**TEXT BLOCK:**
# # # #

A Blog by Jonathan Low


Jan 29, 2018

Is Pharma's Data Problem Technical or Cultural?

Cultural and organizational. As in many, if not most organizations, the issue is sharing data and respecting the opinions of colleagues from different disciplines rather than the quality of the information itself. JL

David Shaywitz reports in Forbes:

“Biomedical informaticians and clinical investigators view each other as intellectual peasants providing rote/mechanical services.” In most pharmas, drug development is driven by bench scientists and clinical investigators. Analyses are performed, but in predefined ways, trying to answer specific questions. “Every biomedical organization has data spread across multiple (sites). The real work is curating it into a form that can be cross-analyzed.”Ideally, those doing analysis work in partnership with those leading drug development.
Despite (some might say, because of) a raft of new biological methods, pharma R&D has struggled with its EROOM problem, the fact that the cost of successfully developing a new drug, including the cost of failures, has been relentlessly increasing, rather than decreasing, over time (EROOM is Moore spelled backwards, as in Moore’s Law, describing the rapid pace of technology improvement over time).
Given the impact of technology in so many other areas, the question many are now asking is whether technology could do its thing in pharma, and make drug development faster, cheaper, and better.
Many major pharmas believe the answer has to be yes, and have invested in some version of a by-now familiar data initiative aimed at aggregating and organizing internal data, supplementing this with available public data, and overlaying this with a set of analytical tools that will help the many data scientists these pharmas are urgently hiring to extract insights and accelerate research.
A bevy of established companies and consultancies, including Deloitte, Accenture, BCG, and McKinsey, are championing some version of this vision, along with a number of younger companies, including Silicon Valley powerhouse Palantir, and startups like Datavant.
Two significant challenges associated with this vision are:
(1) How do you achieve it?
(2) Will it actually work?
These are each enormous unknowns with which the entire industry is currently wrestling.
Organizing Pharma Data
“Every biomedical organization has their data spread across multiple data stores, and the real work to be done is curating it into a form that can be cross-analyzed,” Anthony Philippakis, Chief Data Officer of the Broad Institute, explained to me. “The challenge that life science organizations face is not so much analyzing their data, but rather organizing it.”
He adds, “As we think about making precision medicine a reality, I think it is much more likely that we will fail because of the challenges of data sharing and data curation, rather than the challenges of scalability or analytics.”
Philippakis has championed a concept he and his colleagues call a “data biosphere,” an ecosystem that “contains modular and interoperable components that can be assembled into diverse data environments.” Philippakis argues, “It is crazy to think that any one group can create a data platform that will satisfy the needs of all groups across all geographies.  We need modular and interoperable services that result in an ecosystem of activity.” 
Leveraging Organized Data
As many biopharma companies invest significant treasure and time in collecting and organizing their data -- an inordinately heavy lift -- the question is: will it be worth it? Will having a huge amount of organized data radically change how pharma companies discover and develop drugs?

# # # #

**EXTRACTED MATERIAL:**
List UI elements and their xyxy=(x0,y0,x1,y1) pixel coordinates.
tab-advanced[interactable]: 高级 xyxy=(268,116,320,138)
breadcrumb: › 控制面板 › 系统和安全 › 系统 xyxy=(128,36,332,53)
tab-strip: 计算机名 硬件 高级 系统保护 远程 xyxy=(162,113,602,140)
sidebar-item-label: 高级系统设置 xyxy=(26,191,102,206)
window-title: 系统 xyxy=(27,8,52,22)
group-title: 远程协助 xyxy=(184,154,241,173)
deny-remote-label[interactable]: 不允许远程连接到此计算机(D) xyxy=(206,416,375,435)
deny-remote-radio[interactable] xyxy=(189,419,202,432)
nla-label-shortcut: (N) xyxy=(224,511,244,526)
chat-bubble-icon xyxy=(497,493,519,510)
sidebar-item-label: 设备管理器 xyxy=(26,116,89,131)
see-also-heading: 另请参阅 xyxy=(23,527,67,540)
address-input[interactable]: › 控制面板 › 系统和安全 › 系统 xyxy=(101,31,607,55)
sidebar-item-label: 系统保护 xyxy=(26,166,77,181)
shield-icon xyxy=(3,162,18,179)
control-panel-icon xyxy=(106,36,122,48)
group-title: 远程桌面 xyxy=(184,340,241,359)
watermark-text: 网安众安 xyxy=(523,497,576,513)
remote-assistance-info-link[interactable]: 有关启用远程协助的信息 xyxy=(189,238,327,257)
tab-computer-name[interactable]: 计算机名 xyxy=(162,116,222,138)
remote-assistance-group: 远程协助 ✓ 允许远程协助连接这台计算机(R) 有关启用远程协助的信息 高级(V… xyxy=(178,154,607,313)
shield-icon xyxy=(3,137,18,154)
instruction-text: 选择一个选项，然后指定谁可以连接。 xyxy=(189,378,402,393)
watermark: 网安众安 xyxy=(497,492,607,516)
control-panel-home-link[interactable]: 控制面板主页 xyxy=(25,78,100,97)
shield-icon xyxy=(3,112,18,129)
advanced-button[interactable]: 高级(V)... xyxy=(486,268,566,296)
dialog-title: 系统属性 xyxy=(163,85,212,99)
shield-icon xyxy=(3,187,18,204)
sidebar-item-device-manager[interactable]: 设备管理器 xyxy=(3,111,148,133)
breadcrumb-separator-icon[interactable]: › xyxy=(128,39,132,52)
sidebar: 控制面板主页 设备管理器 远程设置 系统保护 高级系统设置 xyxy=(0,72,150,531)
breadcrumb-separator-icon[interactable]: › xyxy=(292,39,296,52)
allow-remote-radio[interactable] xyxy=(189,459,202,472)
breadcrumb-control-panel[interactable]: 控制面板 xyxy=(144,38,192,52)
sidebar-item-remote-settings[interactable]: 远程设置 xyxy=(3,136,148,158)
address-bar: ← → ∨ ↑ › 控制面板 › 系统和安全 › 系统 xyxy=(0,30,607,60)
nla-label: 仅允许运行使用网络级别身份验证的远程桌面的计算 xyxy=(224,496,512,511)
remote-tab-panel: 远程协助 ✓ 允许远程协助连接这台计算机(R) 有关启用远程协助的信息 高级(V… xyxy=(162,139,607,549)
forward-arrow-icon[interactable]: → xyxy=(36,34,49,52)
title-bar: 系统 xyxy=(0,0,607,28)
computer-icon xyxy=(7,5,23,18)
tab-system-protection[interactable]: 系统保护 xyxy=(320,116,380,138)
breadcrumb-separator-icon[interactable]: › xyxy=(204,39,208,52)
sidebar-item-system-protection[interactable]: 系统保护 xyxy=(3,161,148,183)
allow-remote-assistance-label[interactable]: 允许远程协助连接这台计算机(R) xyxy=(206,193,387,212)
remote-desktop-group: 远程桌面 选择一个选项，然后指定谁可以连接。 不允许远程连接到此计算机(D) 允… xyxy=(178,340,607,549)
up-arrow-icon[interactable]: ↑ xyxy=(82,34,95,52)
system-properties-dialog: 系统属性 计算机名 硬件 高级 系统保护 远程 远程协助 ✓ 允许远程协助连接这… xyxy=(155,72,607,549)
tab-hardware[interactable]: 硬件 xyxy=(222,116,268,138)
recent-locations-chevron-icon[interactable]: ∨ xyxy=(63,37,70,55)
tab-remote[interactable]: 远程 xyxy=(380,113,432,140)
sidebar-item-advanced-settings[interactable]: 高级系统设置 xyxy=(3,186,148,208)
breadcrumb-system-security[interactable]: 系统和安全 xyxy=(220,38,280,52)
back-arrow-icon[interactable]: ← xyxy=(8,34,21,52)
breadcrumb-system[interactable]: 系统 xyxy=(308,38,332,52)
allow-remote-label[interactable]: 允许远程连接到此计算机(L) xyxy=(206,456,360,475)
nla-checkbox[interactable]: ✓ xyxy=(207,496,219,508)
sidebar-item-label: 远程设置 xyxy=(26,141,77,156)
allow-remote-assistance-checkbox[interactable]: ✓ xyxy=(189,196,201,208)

# # # #

**TASK BRIEF:** In the blog post on pharma's data problem, how is the name EROOM explained?

**EXERCISE OUTPUT:** EROOM is Moore spelled backwards, as in Moore's Law.